* WHAT THE TASK REQUIRES
Search the data below for the word "document" and copy each line that holds it.

* EXERCISE MATERIALS
----------------

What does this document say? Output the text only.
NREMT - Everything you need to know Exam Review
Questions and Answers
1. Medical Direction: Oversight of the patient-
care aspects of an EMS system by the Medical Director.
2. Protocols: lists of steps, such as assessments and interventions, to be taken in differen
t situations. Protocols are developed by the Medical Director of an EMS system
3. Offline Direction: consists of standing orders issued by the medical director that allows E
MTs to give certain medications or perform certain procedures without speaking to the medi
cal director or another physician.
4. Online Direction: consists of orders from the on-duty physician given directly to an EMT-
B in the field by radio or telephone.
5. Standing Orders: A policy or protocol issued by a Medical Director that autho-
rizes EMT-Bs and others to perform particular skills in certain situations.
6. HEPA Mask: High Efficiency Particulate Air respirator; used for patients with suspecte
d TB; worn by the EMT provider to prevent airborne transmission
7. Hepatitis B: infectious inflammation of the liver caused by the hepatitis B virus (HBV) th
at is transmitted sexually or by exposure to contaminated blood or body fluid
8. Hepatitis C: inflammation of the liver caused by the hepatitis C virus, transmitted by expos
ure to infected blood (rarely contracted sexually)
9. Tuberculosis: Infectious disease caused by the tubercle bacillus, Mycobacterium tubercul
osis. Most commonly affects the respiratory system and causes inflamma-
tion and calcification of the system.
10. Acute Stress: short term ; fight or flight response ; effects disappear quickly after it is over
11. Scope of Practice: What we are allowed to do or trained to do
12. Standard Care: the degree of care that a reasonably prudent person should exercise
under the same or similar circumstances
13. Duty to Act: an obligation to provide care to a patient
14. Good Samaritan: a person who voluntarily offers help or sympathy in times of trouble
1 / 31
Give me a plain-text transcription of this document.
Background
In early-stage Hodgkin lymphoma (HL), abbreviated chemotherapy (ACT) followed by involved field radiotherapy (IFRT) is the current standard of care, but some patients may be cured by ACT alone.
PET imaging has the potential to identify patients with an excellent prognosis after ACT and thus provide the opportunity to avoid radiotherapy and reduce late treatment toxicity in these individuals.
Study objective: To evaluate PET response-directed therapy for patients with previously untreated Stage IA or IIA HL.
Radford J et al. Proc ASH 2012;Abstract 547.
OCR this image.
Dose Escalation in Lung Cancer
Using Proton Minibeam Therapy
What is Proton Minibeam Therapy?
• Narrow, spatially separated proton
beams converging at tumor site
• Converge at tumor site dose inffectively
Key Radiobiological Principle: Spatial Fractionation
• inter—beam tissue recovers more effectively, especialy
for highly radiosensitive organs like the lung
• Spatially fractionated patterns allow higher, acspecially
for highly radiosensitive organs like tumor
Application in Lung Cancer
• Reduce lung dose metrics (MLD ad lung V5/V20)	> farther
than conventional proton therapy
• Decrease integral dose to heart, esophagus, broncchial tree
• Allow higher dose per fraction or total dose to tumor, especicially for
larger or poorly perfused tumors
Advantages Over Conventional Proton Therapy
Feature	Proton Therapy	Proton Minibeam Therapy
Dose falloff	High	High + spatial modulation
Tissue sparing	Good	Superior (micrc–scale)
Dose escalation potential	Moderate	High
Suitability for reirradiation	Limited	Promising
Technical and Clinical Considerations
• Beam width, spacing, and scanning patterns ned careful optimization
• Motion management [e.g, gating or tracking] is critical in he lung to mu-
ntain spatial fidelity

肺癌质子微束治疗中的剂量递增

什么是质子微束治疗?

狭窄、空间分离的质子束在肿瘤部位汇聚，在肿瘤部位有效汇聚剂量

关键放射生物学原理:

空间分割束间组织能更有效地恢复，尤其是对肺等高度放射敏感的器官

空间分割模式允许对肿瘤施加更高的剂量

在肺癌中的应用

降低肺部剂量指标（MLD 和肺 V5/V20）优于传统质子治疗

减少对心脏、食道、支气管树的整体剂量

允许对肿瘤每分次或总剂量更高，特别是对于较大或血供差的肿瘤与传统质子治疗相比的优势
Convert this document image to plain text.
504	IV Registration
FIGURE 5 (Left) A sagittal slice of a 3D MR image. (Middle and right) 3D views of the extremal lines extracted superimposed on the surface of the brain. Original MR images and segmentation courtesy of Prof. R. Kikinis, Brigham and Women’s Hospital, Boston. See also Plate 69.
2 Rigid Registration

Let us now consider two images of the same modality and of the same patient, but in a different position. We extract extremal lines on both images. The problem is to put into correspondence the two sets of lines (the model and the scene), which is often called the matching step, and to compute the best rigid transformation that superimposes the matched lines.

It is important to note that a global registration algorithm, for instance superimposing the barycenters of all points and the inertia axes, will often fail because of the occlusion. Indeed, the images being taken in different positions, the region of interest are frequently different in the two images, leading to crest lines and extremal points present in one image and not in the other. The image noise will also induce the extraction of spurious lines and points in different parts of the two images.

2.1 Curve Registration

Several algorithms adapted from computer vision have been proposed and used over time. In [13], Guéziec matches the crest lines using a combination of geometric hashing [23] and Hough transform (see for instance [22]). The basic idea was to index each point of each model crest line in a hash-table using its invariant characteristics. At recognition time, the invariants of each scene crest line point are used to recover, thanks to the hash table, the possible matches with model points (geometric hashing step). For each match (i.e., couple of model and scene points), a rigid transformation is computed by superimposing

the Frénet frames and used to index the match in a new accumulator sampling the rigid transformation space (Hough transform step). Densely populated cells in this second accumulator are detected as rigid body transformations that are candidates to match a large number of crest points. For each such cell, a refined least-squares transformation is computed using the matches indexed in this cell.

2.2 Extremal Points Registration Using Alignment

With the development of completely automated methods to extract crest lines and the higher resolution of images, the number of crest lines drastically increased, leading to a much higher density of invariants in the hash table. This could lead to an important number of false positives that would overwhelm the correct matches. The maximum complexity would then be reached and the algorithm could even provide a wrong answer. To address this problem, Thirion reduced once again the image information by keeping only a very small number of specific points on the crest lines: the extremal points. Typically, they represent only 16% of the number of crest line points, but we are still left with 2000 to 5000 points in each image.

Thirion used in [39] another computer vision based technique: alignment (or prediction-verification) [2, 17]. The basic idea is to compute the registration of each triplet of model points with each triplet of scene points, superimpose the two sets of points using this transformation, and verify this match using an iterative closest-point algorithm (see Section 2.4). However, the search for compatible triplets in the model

----------------

* ANSWER TO THIS PROBLEM
What does this document say? Output the text only.
Give me a plain-text transcription of this document.
Convert this document image to plain text.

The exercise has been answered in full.